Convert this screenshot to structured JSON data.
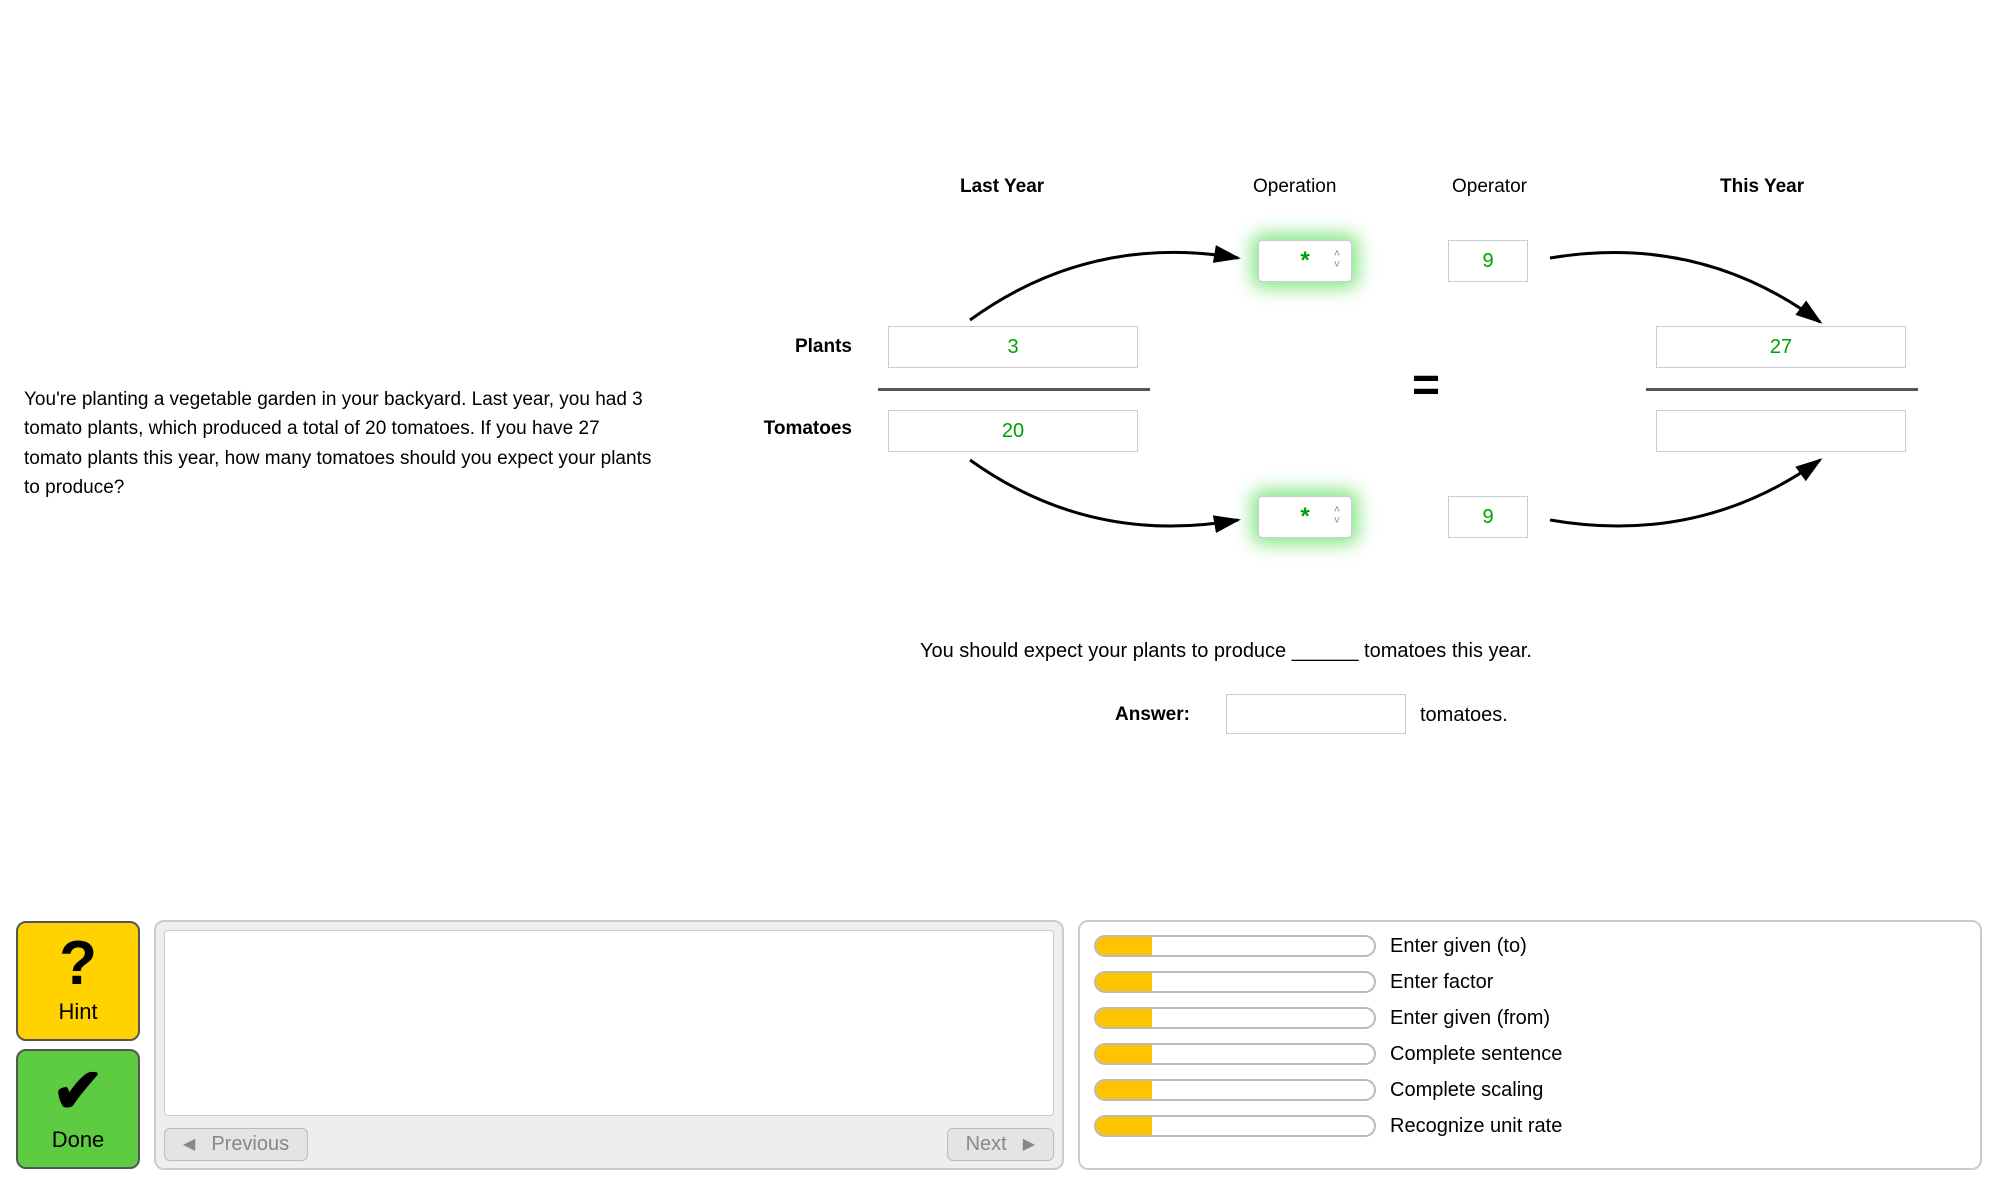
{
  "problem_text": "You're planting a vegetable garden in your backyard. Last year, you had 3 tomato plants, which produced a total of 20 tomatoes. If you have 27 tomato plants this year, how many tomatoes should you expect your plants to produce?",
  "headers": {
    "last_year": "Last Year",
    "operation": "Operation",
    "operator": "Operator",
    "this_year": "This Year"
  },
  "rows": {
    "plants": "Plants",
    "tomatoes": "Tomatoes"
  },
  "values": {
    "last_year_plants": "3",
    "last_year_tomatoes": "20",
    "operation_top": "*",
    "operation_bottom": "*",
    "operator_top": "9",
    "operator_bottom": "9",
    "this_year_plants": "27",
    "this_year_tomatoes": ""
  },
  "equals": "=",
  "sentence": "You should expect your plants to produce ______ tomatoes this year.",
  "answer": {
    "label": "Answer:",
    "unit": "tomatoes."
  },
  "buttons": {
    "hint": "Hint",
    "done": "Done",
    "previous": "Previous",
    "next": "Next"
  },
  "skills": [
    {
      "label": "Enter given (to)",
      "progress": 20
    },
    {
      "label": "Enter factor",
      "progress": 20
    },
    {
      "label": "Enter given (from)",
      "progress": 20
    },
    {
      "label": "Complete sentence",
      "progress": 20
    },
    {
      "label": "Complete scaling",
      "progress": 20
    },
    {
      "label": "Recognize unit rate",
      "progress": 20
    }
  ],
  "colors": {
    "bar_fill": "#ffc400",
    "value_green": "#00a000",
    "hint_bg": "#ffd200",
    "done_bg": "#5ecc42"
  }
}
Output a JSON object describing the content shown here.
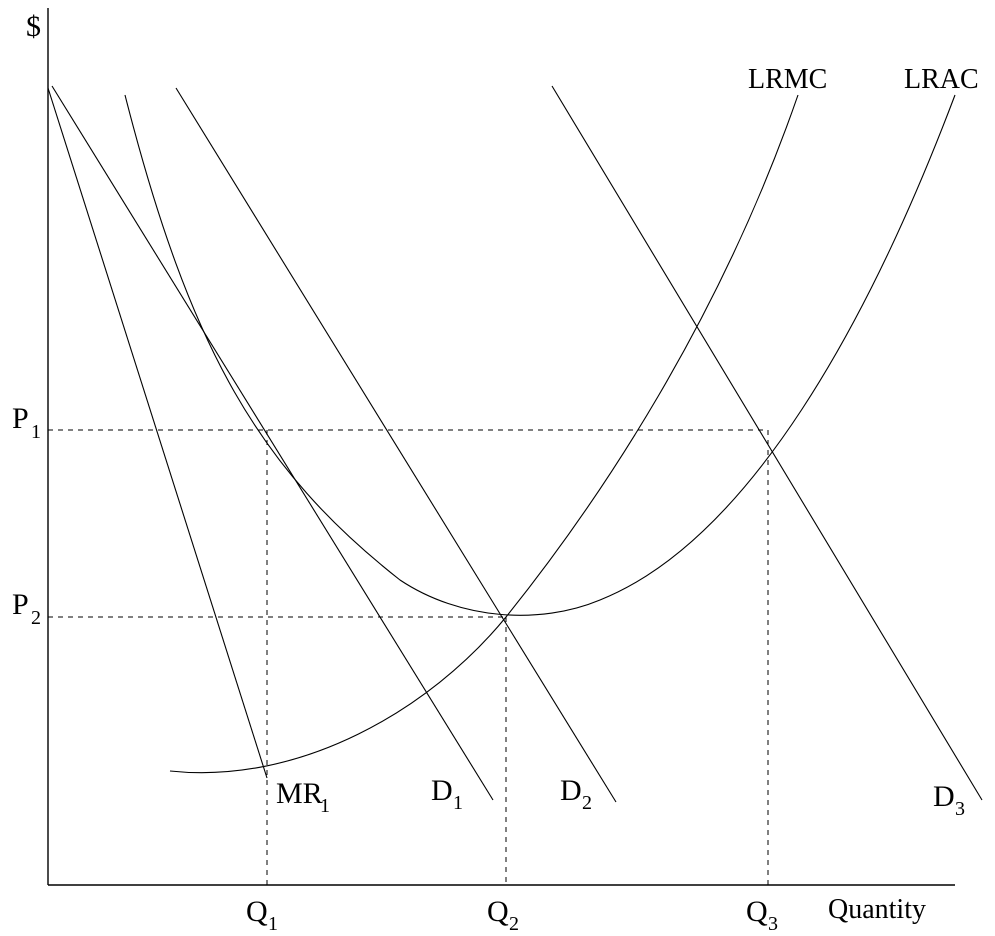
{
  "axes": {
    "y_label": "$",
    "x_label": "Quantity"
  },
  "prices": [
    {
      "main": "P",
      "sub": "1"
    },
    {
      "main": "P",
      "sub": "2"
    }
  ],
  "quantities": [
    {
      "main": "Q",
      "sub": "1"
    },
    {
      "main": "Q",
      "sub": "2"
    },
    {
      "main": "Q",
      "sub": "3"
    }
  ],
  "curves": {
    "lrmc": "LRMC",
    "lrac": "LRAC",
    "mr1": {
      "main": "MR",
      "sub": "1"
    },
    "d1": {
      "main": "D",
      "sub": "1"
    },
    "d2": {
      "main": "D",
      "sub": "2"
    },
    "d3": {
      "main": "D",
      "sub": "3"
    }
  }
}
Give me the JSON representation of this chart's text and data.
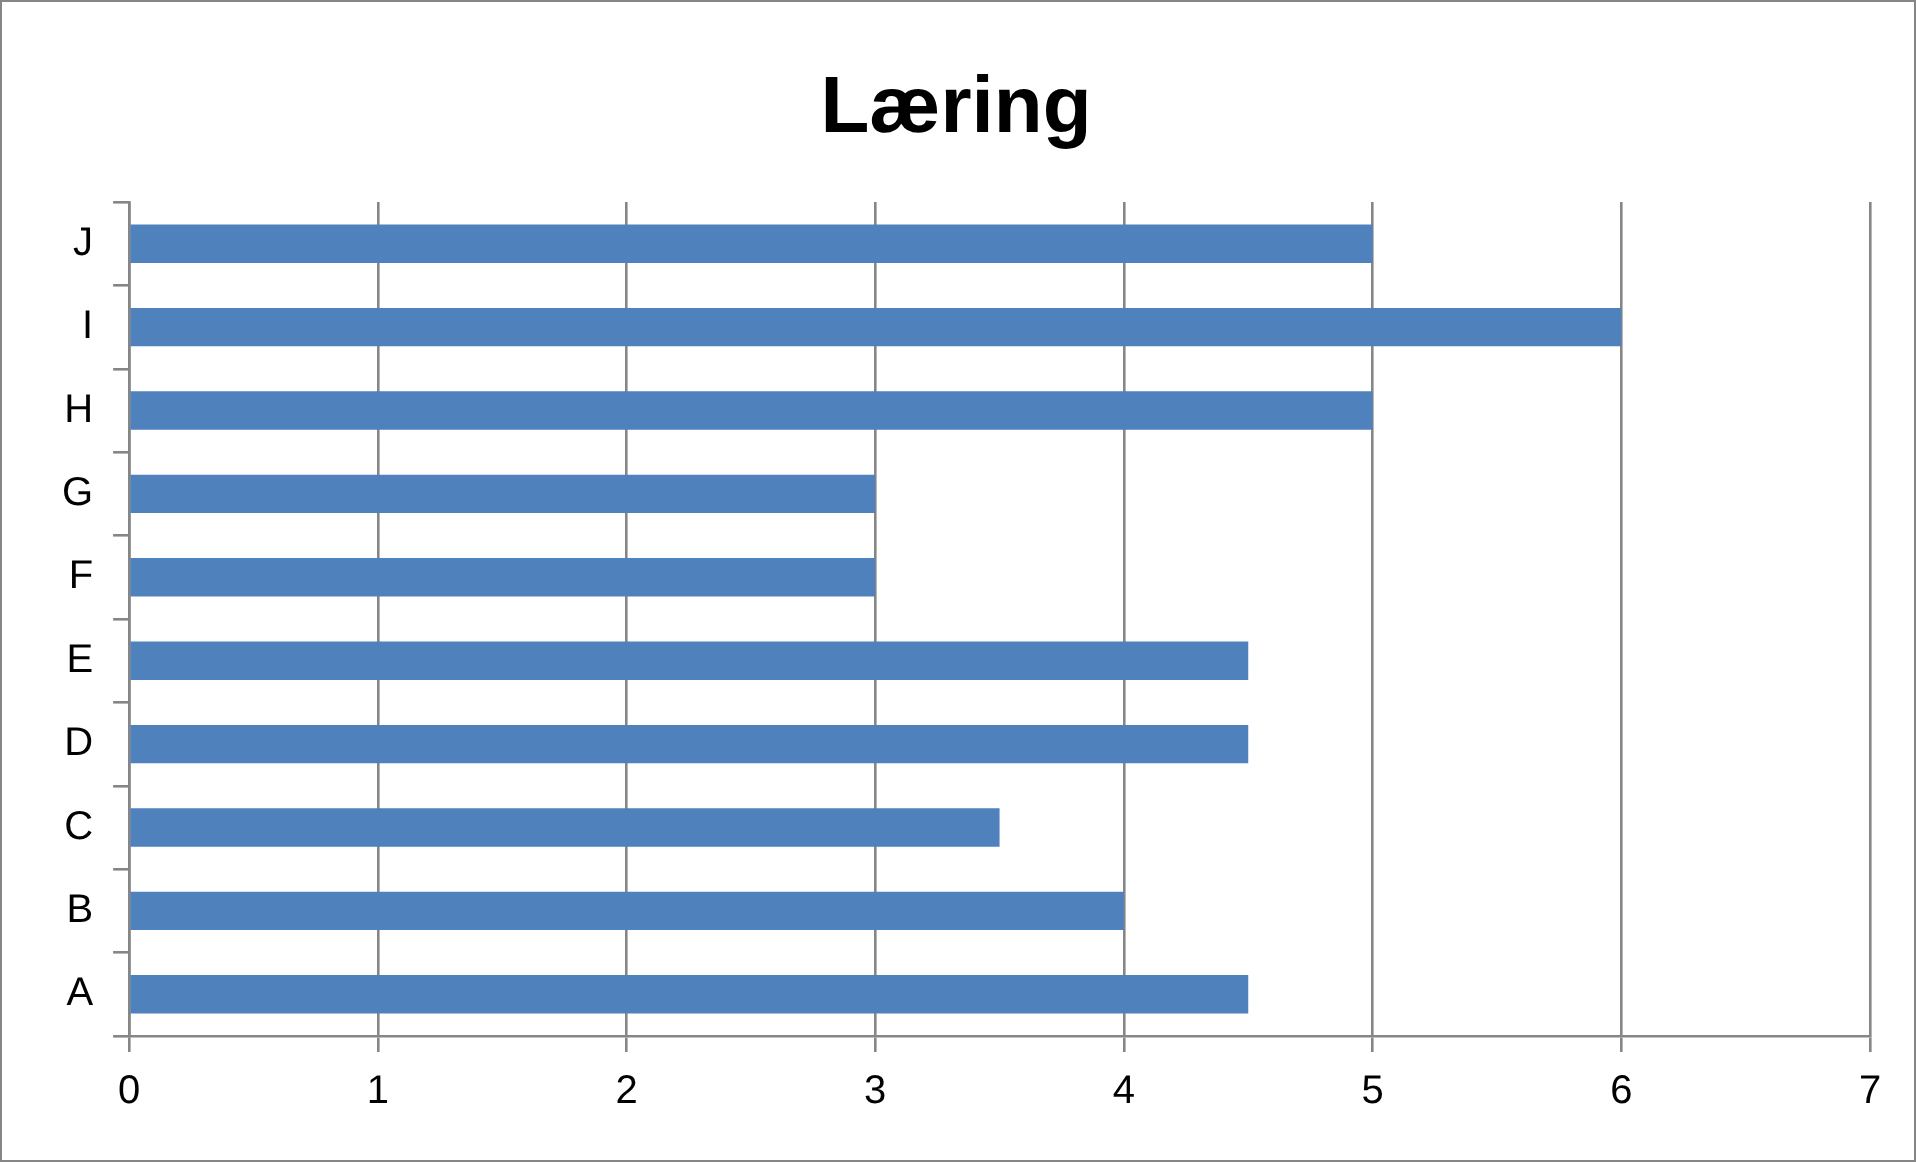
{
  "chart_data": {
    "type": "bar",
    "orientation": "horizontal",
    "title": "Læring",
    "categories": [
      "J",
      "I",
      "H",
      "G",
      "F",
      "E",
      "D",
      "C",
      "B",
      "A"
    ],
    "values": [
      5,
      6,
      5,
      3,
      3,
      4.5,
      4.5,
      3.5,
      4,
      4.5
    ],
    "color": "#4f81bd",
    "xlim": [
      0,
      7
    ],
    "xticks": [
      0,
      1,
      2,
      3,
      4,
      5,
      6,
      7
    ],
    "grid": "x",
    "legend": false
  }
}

________________________________________

## Written instruction:
Take the listing above and print it exactly, apart from the pictures.

## Written reply:
Convert this screenshot to structured JSON data.
{
  "problem_text": "You're planting a vegetable garden in your backyard. Last year, you had 3 tomato plants, which produced a total of 20 tomatoes. If you have 27 tomato plants this year, how many tomatoes should you expect your plants to produce?",
  "headers": {
    "last_year": "Last Year",
    "operation": "Operation",
    "operator": "Operator",
    "this_year": "This Year"
  },
  "rows": {
    "plants": "Plants",
    "tomatoes": "Tomatoes"
  },
  "values": {
    "last_year_plants": "3",
    "last_year_tomatoes": "20",
    "operation_top": "*",
    "operation_bottom": "*",
    "operator_top": "9",
    "operator_bottom": "9",
    "this_year_plants": "27",
    "this_year_tomatoes": ""
  },
  "equals": "=",
  "sentence": "You should expect your plants to produce ______ tomatoes this year.",
  "answer": {
    "label": "Answer:",
    "unit": "tomatoes."
  },
  "buttons": {
    "hint": "Hint",
    "done": "Done",
    "previous": "Previous",
    "next": "Next"
  },
  "skills": [
    {
      "label": "Enter given (to)",
      "progress": 20
    },
    {
      "label": "Enter factor",
      "progress": 20
    },
    {
      "label": "Enter given (from)",
      "progress": 20
    },
    {
      "label": "Complete sentence",
      "progress": 20
    },
    {
      "label": "Complete scaling",
      "progress": 20
    },
    {
      "label": "Recognize unit rate",
      "progress": 20
    }
  ],
  "colors": {
    "bar_fill": "#ffc400",
    "value_green": "#00a000",
    "hint_bg": "#ffd200",
    "done_bg": "#5ecc42"
  }
}
Output a JSON object describing the content shown here.
{
  "axes": {
    "y_label": "$",
    "x_label": "Quantity"
  },
  "prices": [
    {
      "main": "P",
      "sub": "1"
    },
    {
      "main": "P",
      "sub": "2"
    }
  ],
  "quantities": [
    {
      "main": "Q",
      "sub": "1"
    },
    {
      "main": "Q",
      "sub": "2"
    },
    {
      "main": "Q",
      "sub": "3"
    }
  ],
  "curves": {
    "lrmc": "LRMC",
    "lrac": "LRAC",
    "mr1": {
      "main": "MR",
      "sub": "1"
    },
    "d1": {
      "main": "D",
      "sub": "1"
    },
    "d2": {
      "main": "D",
      "sub": "2"
    },
    "d3": {
      "main": "D",
      "sub": "3"
    }
  }
}
Give me the JSON representation of this chart's text and data.
{
  "chart_data": {
    "type": "bar",
    "orientation": "horizontal",
    "title": "Læring",
    "categories": [
      "J",
      "I",
      "H",
      "G",
      "F",
      "E",
      "D",
      "C",
      "B",
      "A"
    ],
    "values": [
      5,
      6,
      5,
      3,
      3,
      4.5,
      4.5,
      3.5,
      4,
      4.5
    ],
    "color": "#4f81bd",
    "xlim": [
      0,
      7
    ],
    "xticks": [
      0,
      1,
      2,
      3,
      4,
      5,
      6,
      7
    ],
    "grid": "x",
    "legend": false
  }
}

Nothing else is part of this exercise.